- Document excerpt:
Thank you all, again, for your support. To receive this award gives me overwhelming feelings. It is a true, and perhaps undeserved, honor to become part of the community of those who shaped this field. 

I am deeply honoured and humbled to receive this award. I do not want to take up too much of your time but I have been asked to make some brief remarks.

I guess some may think of an award of this type as an “arrival”. However, to me, life is a journey not an arrival. So, in that vein, I would like to tell you a little about my journey.

My journey began in Broken Hill, a small mining town in the Australian desert.

As a young man I had two ambitions

•     Go to a place that had sealed roads, and

•     Live by the ocean where the summer temperatures were less than 120oF

I managed to realize both these life goals in 1962 when I went to Sydney to study engineering at the University of New South Wales.

Actually a third fantastic thing happened to me in Sydney. On July 7, 1962 I went to the Jazz Club in the city of Sydney. There I met this beautiful young girl who has been by my side ever since. My dear wife Rosslyn is my guide and my strength. Actually, I owe everything to her including two wonderful children and three fabulous grandchildren.

(Stored items)
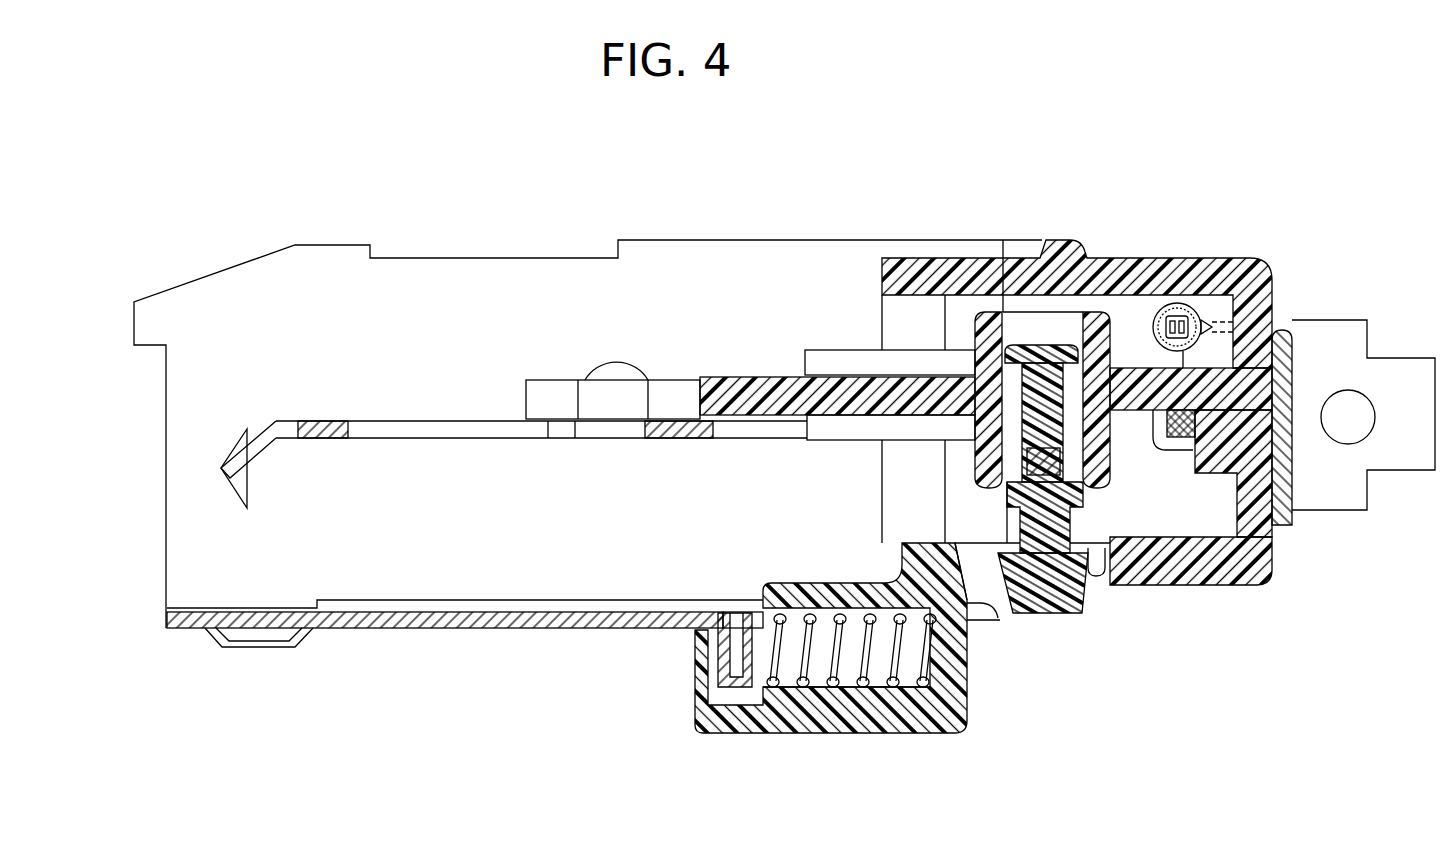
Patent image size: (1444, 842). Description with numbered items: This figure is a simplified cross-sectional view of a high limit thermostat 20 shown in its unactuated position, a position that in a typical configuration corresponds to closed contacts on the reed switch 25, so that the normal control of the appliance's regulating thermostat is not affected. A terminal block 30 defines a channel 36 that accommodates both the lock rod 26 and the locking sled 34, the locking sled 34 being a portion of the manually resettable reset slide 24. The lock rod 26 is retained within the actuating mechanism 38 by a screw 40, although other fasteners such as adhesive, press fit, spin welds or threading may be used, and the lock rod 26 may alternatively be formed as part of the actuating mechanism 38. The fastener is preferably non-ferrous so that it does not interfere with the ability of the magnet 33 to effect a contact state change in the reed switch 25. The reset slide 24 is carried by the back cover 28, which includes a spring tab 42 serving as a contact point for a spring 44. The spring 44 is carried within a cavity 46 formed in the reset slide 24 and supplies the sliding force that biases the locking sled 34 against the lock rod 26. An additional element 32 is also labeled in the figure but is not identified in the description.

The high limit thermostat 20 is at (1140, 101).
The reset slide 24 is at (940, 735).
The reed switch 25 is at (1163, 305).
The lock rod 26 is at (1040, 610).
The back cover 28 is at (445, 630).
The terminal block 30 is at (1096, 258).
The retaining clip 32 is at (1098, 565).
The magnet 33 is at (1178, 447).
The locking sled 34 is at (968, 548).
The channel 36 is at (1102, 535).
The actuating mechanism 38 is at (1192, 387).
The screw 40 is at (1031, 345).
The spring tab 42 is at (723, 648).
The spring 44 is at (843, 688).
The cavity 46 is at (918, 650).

--

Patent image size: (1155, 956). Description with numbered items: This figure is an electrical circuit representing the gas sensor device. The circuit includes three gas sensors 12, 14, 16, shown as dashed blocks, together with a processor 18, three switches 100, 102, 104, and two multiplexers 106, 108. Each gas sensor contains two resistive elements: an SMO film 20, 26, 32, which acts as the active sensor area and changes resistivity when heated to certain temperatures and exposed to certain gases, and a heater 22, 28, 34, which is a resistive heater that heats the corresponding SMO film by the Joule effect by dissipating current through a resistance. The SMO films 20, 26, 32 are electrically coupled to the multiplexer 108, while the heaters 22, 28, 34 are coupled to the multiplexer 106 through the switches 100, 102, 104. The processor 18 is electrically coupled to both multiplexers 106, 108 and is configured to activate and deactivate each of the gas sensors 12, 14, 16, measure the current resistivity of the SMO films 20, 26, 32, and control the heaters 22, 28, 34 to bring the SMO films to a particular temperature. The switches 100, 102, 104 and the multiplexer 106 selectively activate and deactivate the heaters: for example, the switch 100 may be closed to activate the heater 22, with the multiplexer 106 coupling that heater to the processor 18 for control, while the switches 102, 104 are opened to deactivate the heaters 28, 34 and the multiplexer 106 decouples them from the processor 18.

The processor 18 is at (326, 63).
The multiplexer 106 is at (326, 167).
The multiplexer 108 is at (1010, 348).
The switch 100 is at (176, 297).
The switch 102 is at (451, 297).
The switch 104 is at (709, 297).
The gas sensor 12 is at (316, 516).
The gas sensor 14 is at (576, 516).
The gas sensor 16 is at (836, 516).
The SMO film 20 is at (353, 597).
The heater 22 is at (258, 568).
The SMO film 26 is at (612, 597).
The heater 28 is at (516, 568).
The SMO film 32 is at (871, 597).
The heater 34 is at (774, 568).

- What is asked:
A – Reproduce the portion of the award acceptance speech between "Thank you all, again, for" and "the Australian desert.", inclusive.
B – Extend the award acceptance speech past its final sentence.

- Answers to the problems:
A –
Thank you all, again, for your support. To receive this award gives me overwhelming feelings. It is a true, and perhaps undeserved, honor to become part of the community of those who shaped this field. 

I am deeply honoured and humbled to receive this award. I do not want to take up too much of your time but I have been asked to make some brief remarks.

I guess some may think of an award of this type as an “arrival”. However, to me, life is a journey not an arrival. So, in that vein, I would like to tell you a little about my journey.

My journey began in Broken Hill, a small mining town in the Australian desert.

B –
Continuing the journey, (now with Rosslyn), we packed a small box in 1970 and headed off to London. It seemed like a big risk for a boy from the desert. However, my advice to young people is to take risks in life. It is only by taking risks that big opportunities are realized.

In London, I had the opportunity to interact with some truly fabulous people including John Westcott, Roger Sargent, Karl Aström, Martin Clark, Mark Davis and Richard Vinter. Their work continues to inspire me to this very day!

Then there was, of course, David Mayne. We became firm friends and have continued to work together for the past 35 years. He has been a constant source of scholarly advice and inspiration. David is too modest to sing his own praise, so let me do it for him. A truly fabulous person!

Let me return to the idea of taking risks. David Mayne and I actually rode motorbikes back to my old home in Broken Hill. 4,000 kms of risk and fun! They say “what doesn’t kill you makes you stronger”. Well, clearly the motorbikes didn’t kill David or myself so I guess I can claim credit for making David stronger.

In 1974, I decided to leave London to return to Australia. Here I realized some further life goals. Firstly I was able to live by the ocean away from summer heat. However, more importantly, I was able to join the vibrant new group being established by Brian Anderson at the University of Newcastle.

Brian was the youngest professor ever appointed in Australia. He was hard working, enthusiastic, inspiring and, above all supremely organized. If Brian says that a meeting is scheduled from 9 to 10 am, then you can be certain the meeting will not be running at 10:05. I guess that is another lesson for young people. If something cannot be said succinctly, then it probably shouldn’t be said.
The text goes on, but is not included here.